== The problem ==
State how many lines in the listing below contain the string "display", matching case exactly, and give only that number.

= = = =

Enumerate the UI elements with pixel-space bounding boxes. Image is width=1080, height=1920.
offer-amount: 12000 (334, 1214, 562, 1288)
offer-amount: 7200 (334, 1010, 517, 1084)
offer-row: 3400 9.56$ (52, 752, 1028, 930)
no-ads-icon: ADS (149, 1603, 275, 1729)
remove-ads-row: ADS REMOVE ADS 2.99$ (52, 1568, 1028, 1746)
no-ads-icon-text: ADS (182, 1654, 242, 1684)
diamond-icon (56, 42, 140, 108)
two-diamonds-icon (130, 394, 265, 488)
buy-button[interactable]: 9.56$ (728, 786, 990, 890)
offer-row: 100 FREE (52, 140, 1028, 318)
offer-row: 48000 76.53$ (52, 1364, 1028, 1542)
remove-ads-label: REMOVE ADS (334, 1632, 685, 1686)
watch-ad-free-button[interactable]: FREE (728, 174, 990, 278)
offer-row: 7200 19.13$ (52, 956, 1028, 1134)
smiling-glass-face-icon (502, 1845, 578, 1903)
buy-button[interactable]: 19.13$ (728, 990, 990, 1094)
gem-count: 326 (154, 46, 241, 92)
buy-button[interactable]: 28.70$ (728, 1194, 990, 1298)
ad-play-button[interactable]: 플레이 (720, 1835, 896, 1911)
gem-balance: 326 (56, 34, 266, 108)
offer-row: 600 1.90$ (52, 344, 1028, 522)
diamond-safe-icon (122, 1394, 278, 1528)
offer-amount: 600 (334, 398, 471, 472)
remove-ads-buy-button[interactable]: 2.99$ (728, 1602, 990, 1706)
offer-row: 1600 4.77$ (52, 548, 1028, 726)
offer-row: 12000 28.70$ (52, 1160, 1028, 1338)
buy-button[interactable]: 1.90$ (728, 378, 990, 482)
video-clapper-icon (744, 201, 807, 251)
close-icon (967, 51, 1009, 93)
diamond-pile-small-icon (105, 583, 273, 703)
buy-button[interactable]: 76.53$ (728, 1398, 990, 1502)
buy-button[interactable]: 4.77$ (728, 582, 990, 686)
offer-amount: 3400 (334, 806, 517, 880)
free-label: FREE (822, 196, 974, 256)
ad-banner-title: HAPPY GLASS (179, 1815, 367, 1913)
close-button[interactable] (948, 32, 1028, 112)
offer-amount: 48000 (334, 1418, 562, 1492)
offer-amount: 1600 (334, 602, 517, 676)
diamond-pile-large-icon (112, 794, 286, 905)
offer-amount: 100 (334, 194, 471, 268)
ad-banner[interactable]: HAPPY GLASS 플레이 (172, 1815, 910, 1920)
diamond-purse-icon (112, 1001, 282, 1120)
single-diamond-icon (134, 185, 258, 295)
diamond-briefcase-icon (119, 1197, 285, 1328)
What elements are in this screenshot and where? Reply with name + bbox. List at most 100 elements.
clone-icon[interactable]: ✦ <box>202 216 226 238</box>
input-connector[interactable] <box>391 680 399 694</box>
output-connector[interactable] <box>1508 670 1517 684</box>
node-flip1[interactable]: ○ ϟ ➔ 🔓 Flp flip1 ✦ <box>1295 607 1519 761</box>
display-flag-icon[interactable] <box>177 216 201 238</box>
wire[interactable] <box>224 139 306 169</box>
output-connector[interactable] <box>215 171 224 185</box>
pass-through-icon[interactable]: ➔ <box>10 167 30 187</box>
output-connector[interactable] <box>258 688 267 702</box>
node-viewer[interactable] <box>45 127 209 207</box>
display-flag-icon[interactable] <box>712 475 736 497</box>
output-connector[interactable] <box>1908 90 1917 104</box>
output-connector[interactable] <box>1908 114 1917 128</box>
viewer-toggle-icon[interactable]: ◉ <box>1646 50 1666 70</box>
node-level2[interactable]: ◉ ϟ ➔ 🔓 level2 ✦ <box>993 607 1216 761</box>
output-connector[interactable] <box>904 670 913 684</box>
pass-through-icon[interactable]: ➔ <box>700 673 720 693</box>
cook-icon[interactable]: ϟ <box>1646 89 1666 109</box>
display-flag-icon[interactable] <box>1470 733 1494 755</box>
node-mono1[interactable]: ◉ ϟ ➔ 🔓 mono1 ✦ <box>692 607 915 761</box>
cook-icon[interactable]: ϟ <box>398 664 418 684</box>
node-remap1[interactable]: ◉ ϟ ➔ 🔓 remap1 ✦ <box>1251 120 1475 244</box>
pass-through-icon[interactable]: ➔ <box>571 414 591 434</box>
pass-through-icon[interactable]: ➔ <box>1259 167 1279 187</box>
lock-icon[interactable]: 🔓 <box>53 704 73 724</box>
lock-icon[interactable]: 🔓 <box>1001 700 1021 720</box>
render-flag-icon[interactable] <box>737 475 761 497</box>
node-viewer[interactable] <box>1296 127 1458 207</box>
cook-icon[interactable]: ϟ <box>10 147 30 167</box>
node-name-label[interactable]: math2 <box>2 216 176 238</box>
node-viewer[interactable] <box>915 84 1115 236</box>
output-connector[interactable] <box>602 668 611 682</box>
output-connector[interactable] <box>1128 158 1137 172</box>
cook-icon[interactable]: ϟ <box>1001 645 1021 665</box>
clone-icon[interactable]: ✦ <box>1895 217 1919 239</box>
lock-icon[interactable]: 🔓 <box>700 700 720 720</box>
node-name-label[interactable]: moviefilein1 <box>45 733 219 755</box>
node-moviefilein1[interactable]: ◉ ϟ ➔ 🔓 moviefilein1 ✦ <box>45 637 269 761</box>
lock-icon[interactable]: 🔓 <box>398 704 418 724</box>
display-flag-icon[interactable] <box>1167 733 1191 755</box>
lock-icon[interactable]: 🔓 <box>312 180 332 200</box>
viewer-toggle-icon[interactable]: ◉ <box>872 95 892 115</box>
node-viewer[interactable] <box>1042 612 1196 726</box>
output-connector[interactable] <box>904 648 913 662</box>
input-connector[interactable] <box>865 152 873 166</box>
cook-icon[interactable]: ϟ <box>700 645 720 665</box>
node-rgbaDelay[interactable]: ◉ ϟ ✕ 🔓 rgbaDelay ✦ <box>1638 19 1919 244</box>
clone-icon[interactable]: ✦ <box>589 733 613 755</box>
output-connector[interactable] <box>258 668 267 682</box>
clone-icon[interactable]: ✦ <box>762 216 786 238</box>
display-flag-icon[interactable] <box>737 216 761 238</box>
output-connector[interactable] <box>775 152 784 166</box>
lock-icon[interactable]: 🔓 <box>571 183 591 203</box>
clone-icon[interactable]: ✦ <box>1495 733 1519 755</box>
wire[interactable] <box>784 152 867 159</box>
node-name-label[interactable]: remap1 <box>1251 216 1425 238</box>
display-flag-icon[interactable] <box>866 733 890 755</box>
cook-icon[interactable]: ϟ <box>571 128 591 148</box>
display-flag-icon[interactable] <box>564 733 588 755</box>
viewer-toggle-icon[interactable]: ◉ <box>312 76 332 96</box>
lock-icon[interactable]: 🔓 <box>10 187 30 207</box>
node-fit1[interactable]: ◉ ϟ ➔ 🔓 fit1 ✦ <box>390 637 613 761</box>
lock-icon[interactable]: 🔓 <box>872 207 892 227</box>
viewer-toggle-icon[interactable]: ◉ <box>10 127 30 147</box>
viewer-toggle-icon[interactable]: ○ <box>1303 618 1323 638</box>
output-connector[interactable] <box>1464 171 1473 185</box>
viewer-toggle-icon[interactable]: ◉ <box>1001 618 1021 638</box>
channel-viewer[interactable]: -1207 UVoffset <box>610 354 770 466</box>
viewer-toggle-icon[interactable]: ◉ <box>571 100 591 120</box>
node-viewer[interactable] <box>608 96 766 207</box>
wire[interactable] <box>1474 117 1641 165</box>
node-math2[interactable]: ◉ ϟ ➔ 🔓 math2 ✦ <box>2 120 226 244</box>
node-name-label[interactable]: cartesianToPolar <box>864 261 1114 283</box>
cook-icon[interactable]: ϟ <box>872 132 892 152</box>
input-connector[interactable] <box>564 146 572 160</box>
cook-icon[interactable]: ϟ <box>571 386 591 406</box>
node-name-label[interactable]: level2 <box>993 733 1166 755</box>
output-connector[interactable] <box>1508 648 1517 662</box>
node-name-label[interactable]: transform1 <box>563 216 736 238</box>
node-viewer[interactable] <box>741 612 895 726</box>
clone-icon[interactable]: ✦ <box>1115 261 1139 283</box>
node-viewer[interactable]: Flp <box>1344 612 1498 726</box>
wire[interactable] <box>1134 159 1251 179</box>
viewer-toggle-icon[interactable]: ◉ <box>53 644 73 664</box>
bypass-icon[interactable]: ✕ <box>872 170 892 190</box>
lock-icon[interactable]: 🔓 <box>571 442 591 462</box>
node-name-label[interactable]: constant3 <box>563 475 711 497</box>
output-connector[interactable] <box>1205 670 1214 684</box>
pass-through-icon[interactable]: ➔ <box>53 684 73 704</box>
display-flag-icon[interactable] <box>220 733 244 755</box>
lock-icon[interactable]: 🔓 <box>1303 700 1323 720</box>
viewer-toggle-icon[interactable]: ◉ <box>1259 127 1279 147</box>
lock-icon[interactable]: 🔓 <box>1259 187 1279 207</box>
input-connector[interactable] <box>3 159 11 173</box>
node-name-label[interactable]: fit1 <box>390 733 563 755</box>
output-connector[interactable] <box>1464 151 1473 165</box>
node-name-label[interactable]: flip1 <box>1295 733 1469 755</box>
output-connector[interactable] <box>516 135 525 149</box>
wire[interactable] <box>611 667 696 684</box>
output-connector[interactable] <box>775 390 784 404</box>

= = = =

== Right answer ==
8